(Dataset items)
........
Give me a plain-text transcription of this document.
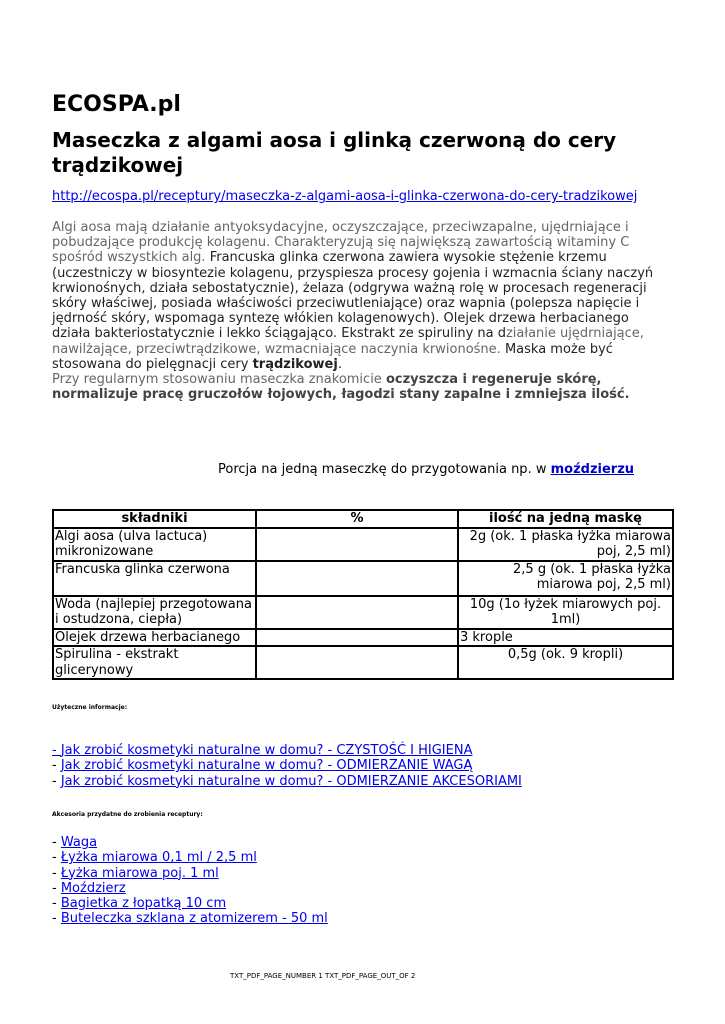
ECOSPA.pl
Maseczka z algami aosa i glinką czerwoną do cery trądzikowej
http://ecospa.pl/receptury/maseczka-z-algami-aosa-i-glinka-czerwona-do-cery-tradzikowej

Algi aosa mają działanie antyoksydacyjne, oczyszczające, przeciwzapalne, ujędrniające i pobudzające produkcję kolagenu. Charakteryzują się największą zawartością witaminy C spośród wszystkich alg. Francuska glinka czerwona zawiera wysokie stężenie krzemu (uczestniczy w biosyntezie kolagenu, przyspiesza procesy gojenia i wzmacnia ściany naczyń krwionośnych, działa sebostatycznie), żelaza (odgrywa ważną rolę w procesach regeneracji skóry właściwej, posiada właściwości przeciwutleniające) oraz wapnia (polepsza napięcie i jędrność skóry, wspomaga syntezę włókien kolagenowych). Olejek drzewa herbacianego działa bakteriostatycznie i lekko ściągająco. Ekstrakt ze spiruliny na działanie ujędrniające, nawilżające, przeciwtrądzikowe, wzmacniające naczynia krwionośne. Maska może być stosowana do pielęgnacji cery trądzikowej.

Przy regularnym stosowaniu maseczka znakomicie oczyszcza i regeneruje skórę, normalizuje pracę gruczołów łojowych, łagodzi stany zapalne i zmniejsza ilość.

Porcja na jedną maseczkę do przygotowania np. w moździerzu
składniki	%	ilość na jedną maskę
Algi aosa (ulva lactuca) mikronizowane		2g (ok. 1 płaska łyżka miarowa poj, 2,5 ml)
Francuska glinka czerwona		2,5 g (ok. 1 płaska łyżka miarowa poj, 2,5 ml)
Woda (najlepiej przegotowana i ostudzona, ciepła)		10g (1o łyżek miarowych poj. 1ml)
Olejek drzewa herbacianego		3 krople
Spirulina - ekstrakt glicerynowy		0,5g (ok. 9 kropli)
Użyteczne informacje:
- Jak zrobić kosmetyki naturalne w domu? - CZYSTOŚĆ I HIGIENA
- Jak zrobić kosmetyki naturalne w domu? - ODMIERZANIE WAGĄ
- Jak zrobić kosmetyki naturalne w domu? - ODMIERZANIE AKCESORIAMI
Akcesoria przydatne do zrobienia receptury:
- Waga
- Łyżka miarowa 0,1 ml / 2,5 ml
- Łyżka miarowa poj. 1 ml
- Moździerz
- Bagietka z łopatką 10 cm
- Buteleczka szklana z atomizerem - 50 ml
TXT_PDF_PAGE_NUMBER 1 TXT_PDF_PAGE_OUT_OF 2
........
_SHORT PROBLEM_
What is needed is an exact reproduction of the data, pictures excluded.

_SOLVED EXERCISE_
Give me a plain-text transcription of this document.
ECOSPA.pl
Maseczka z algami aosa i glinką czerwoną do cery trądzikowej
http://ecospa.pl/receptury/maseczka-z-algami-aosa-i-glinka-czerwona-do-cery-tradzikowej

Algi aosa mają działanie antyoksydacyjne, oczyszczające, przeciwzapalne, ujędrniające i pobudzające produkcję kolagenu. Charakteryzują się największą zawartością witaminy C spośród wszystkich alg. Francuska glinka czerwona zawiera wysokie stężenie krzemu (uczestniczy w biosyntezie kolagenu, przyspiesza procesy gojenia i wzmacnia ściany naczyń krwionośnych, działa sebostatycznie), żelaza (odgrywa ważną rolę w procesach regeneracji skóry właściwej, posiada właściwości przeciwutleniające) oraz wapnia (polepsza napięcie i jędrność skóry, wspomaga syntezę włókien kolagenowych). Olejek drzewa herbacianego działa bakteriostatycznie i lekko ściągająco. Ekstrakt ze spiruliny na działanie ujędrniające, nawilżające, przeciwtrądzikowe, wzmacniające naczynia krwionośne. Maska może być stosowana do pielęgnacji cery trądzikowej.

Przy regularnym stosowaniu maseczka znakomicie oczyszcza i regeneruje skórę, normalizuje pracę gruczołów łojowych, łagodzi stany zapalne i zmniejsza ilość.

Porcja na jedną maseczkę do przygotowania np. w moździerzu
składniki	%	ilość na jedną maskę
Algi aosa (ulva lactuca) mikronizowane		2g (ok. 1 płaska łyżka miarowa poj, 2,5 ml)
Francuska glinka czerwona		2,5 g (ok. 1 płaska łyżka miarowa poj, 2,5 ml)
Woda (najlepiej przegotowana i ostudzona, ciepła)		10g (1o łyżek miarowych poj. 1ml)
Olejek drzewa herbacianego		3 krople
Spirulina - ekstrakt glicerynowy		0,5g (ok. 9 kropli)
Użyteczne informacje:
- Jak zrobić kosmetyki naturalne w domu? - CZYSTOŚĆ I HIGIENA
- Jak zrobić kosmetyki naturalne w domu? - ODMIERZANIE WAGĄ
- Jak zrobić kosmetyki naturalne w domu? - ODMIERZANIE AKCESORIAMI
Akcesoria przydatne do zrobienia receptury:
- Waga
- Łyżka miarowa 0,1 ml / 2,5 ml
- Łyżka miarowa poj. 1 ml
- Moździerz
- Bagietka z łopatką 10 cm
- Buteleczka szklana z atomizerem - 50 ml
TXT_PDF_PAGE_NUMBER 1 TXT_PDF_PAGE_OUT_OF 2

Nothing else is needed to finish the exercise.